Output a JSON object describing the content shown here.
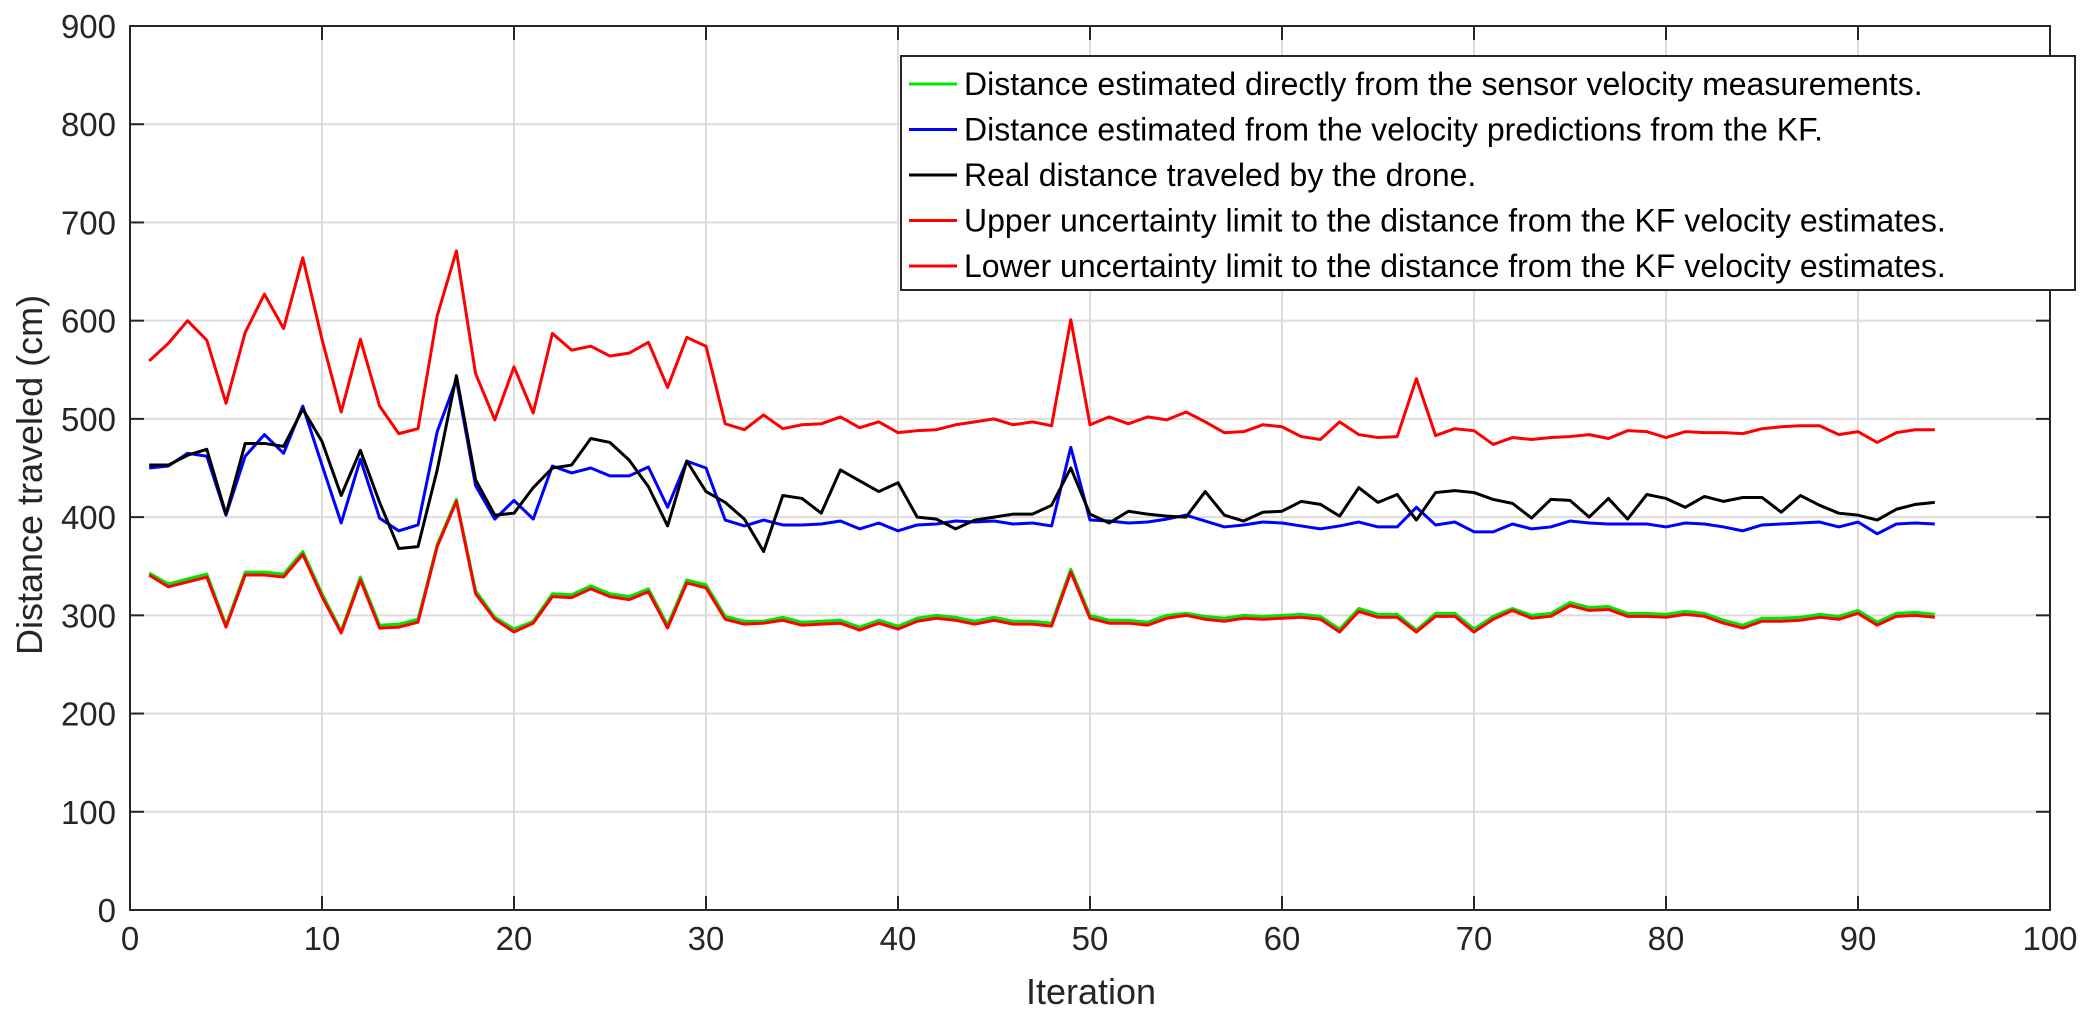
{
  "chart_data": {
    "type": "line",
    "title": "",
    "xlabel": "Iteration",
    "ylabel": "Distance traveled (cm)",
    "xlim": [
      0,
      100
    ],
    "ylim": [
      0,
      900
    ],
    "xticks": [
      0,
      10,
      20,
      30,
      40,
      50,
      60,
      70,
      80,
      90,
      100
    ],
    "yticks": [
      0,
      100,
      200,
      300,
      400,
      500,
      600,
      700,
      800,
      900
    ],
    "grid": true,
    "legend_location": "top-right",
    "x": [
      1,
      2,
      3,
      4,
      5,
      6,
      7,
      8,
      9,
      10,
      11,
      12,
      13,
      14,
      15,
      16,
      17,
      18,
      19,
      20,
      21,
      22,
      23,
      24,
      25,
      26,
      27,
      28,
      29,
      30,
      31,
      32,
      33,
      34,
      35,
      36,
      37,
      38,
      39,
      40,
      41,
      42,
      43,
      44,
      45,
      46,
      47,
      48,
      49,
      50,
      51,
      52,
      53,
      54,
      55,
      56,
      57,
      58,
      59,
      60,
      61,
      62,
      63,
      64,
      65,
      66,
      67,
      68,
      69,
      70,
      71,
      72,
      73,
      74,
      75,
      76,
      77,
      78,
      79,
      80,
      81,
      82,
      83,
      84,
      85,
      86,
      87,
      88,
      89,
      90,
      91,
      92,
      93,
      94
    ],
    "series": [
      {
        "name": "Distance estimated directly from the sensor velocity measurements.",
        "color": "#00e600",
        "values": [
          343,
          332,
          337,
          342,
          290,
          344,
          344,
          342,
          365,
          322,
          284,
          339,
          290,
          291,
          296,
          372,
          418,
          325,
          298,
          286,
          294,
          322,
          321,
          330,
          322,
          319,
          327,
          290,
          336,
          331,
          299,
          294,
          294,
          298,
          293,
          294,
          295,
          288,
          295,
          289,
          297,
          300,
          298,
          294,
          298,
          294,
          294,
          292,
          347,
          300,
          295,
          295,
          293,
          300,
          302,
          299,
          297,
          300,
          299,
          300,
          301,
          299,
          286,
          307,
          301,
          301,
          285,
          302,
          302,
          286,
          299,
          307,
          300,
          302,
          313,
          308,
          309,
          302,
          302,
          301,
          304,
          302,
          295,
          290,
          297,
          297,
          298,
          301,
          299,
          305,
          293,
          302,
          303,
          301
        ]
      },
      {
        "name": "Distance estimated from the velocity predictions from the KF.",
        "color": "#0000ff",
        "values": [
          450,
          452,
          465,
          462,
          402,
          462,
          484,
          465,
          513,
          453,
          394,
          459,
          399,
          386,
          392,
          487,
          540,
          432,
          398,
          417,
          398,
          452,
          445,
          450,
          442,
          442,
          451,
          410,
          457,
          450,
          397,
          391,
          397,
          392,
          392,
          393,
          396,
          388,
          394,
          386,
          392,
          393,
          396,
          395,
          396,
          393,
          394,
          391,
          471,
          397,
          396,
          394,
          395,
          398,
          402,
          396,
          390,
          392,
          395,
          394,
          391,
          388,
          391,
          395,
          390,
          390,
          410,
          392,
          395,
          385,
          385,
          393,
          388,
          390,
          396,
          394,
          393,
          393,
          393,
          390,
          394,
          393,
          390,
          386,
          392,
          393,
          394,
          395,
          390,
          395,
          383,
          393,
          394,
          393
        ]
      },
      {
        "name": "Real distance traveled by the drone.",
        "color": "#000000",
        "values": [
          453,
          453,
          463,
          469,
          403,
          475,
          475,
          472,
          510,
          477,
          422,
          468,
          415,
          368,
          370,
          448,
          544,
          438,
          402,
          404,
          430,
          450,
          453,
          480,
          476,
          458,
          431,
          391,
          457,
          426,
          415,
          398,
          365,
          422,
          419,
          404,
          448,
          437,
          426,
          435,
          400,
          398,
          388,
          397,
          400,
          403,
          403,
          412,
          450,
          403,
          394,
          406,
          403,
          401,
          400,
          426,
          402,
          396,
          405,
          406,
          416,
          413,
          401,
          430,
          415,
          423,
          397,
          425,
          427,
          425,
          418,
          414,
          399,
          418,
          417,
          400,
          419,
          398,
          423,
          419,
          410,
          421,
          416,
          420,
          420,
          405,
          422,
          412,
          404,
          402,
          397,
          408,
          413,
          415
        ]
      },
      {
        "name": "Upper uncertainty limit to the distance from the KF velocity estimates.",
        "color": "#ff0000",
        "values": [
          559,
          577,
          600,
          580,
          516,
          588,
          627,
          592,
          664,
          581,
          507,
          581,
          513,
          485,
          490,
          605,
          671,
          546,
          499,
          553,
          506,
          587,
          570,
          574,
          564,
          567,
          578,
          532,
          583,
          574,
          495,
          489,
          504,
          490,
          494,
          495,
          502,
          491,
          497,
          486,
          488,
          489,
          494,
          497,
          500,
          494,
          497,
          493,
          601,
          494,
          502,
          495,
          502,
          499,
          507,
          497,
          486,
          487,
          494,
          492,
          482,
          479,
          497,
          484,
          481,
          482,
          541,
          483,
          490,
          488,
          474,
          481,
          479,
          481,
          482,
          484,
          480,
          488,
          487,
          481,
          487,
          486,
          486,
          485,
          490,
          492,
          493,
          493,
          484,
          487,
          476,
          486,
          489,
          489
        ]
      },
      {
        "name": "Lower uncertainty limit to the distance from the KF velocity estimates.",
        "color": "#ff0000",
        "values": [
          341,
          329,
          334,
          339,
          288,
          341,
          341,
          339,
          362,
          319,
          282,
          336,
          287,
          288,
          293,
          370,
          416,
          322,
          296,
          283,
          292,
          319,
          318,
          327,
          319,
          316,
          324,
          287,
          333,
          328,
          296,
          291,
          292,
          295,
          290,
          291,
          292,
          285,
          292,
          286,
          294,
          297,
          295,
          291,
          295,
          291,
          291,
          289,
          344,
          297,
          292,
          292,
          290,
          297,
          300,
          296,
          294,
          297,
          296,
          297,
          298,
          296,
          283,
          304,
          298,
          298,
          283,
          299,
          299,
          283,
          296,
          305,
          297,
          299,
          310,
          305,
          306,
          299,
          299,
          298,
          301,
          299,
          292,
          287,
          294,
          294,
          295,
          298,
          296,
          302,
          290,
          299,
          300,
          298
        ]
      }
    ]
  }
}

* _Stated task_: Repeat each entry above word for word, leaving every picture out.

* _Finished answer_:
Output a JSON object describing the content shown here.
{
  "chart_data": {
    "type": "line",
    "title": "",
    "xlabel": "Iteration",
    "ylabel": "Distance traveled (cm)",
    "xlim": [
      0,
      100
    ],
    "ylim": [
      0,
      900
    ],
    "xticks": [
      0,
      10,
      20,
      30,
      40,
      50,
      60,
      70,
      80,
      90,
      100
    ],
    "yticks": [
      0,
      100,
      200,
      300,
      400,
      500,
      600,
      700,
      800,
      900
    ],
    "grid": true,
    "legend_location": "top-right",
    "x": [
      1,
      2,
      3,
      4,
      5,
      6,
      7,
      8,
      9,
      10,
      11,
      12,
      13,
      14,
      15,
      16,
      17,
      18,
      19,
      20,
      21,
      22,
      23,
      24,
      25,
      26,
      27,
      28,
      29,
      30,
      31,
      32,
      33,
      34,
      35,
      36,
      37,
      38,
      39,
      40,
      41,
      42,
      43,
      44,
      45,
      46,
      47,
      48,
      49,
      50,
      51,
      52,
      53,
      54,
      55,
      56,
      57,
      58,
      59,
      60,
      61,
      62,
      63,
      64,
      65,
      66,
      67,
      68,
      69,
      70,
      71,
      72,
      73,
      74,
      75,
      76,
      77,
      78,
      79,
      80,
      81,
      82,
      83,
      84,
      85,
      86,
      87,
      88,
      89,
      90,
      91,
      92,
      93,
      94
    ],
    "series": [
      {
        "name": "Distance estimated directly from the sensor velocity measurements.",
        "color": "#00e600",
        "values": [
          343,
          332,
          337,
          342,
          290,
          344,
          344,
          342,
          365,
          322,
          284,
          339,
          290,
          291,
          296,
          372,
          418,
          325,
          298,
          286,
          294,
          322,
          321,
          330,
          322,
          319,
          327,
          290,
          336,
          331,
          299,
          294,
          294,
          298,
          293,
          294,
          295,
          288,
          295,
          289,
          297,
          300,
          298,
          294,
          298,
          294,
          294,
          292,
          347,
          300,
          295,
          295,
          293,
          300,
          302,
          299,
          297,
          300,
          299,
          300,
          301,
          299,
          286,
          307,
          301,
          301,
          285,
          302,
          302,
          286,
          299,
          307,
          300,
          302,
          313,
          308,
          309,
          302,
          302,
          301,
          304,
          302,
          295,
          290,
          297,
          297,
          298,
          301,
          299,
          305,
          293,
          302,
          303,
          301
        ]
      },
      {
        "name": "Distance estimated from the velocity predictions from the KF.",
        "color": "#0000ff",
        "values": [
          450,
          452,
          465,
          462,
          402,
          462,
          484,
          465,
          513,
          453,
          394,
          459,
          399,
          386,
          392,
          487,
          540,
          432,
          398,
          417,
          398,
          452,
          445,
          450,
          442,
          442,
          451,
          410,
          457,
          450,
          397,
          391,
          397,
          392,
          392,
          393,
          396,
          388,
          394,
          386,
          392,
          393,
          396,
          395,
          396,
          393,
          394,
          391,
          471,
          397,
          396,
          394,
          395,
          398,
          402,
          396,
          390,
          392,
          395,
          394,
          391,
          388,
          391,
          395,
          390,
          390,
          410,
          392,
          395,
          385,
          385,
          393,
          388,
          390,
          396,
          394,
          393,
          393,
          393,
          390,
          394,
          393,
          390,
          386,
          392,
          393,
          394,
          395,
          390,
          395,
          383,
          393,
          394,
          393
        ]
      },
      {
        "name": "Real distance traveled by the drone.",
        "color": "#000000",
        "values": [
          453,
          453,
          463,
          469,
          403,
          475,
          475,
          472,
          510,
          477,
          422,
          468,
          415,
          368,
          370,
          448,
          544,
          438,
          402,
          404,
          430,
          450,
          453,
          480,
          476,
          458,
          431,
          391,
          457,
          426,
          415,
          398,
          365,
          422,
          419,
          404,
          448,
          437,
          426,
          435,
          400,
          398,
          388,
          397,
          400,
          403,
          403,
          412,
          450,
          403,
          394,
          406,
          403,
          401,
          400,
          426,
          402,
          396,
          405,
          406,
          416,
          413,
          401,
          430,
          415,
          423,
          397,
          425,
          427,
          425,
          418,
          414,
          399,
          418,
          417,
          400,
          419,
          398,
          423,
          419,
          410,
          421,
          416,
          420,
          420,
          405,
          422,
          412,
          404,
          402,
          397,
          408,
          413,
          415
        ]
      },
      {
        "name": "Upper uncertainty limit to the distance from the KF velocity estimates.",
        "color": "#ff0000",
        "values": [
          559,
          577,
          600,
          580,
          516,
          588,
          627,
          592,
          664,
          581,
          507,
          581,
          513,
          485,
          490,
          605,
          671,
          546,
          499,
          553,
          506,
          587,
          570,
          574,
          564,
          567,
          578,
          532,
          583,
          574,
          495,
          489,
          504,
          490,
          494,
          495,
          502,
          491,
          497,
          486,
          488,
          489,
          494,
          497,
          500,
          494,
          497,
          493,
          601,
          494,
          502,
          495,
          502,
          499,
          507,
          497,
          486,
          487,
          494,
          492,
          482,
          479,
          497,
          484,
          481,
          482,
          541,
          483,
          490,
          488,
          474,
          481,
          479,
          481,
          482,
          484,
          480,
          488,
          487,
          481,
          487,
          486,
          486,
          485,
          490,
          492,
          493,
          493,
          484,
          487,
          476,
          486,
          489,
          489
        ]
      },
      {
        "name": "Lower uncertainty limit to the distance from the KF velocity estimates.",
        "color": "#ff0000",
        "values": [
          341,
          329,
          334,
          339,
          288,
          341,
          341,
          339,
          362,
          319,
          282,
          336,
          287,
          288,
          293,
          370,
          416,
          322,
          296,
          283,
          292,
          319,
          318,
          327,
          319,
          316,
          324,
          287,
          333,
          328,
          296,
          291,
          292,
          295,
          290,
          291,
          292,
          285,
          292,
          286,
          294,
          297,
          295,
          291,
          295,
          291,
          291,
          289,
          344,
          297,
          292,
          292,
          290,
          297,
          300,
          296,
          294,
          297,
          296,
          297,
          298,
          296,
          283,
          304,
          298,
          298,
          283,
          299,
          299,
          283,
          296,
          305,
          297,
          299,
          310,
          305,
          306,
          299,
          299,
          298,
          301,
          299,
          292,
          287,
          294,
          294,
          295,
          298,
          296,
          302,
          290,
          299,
          300,
          298
        ]
      }
    ]
  }
}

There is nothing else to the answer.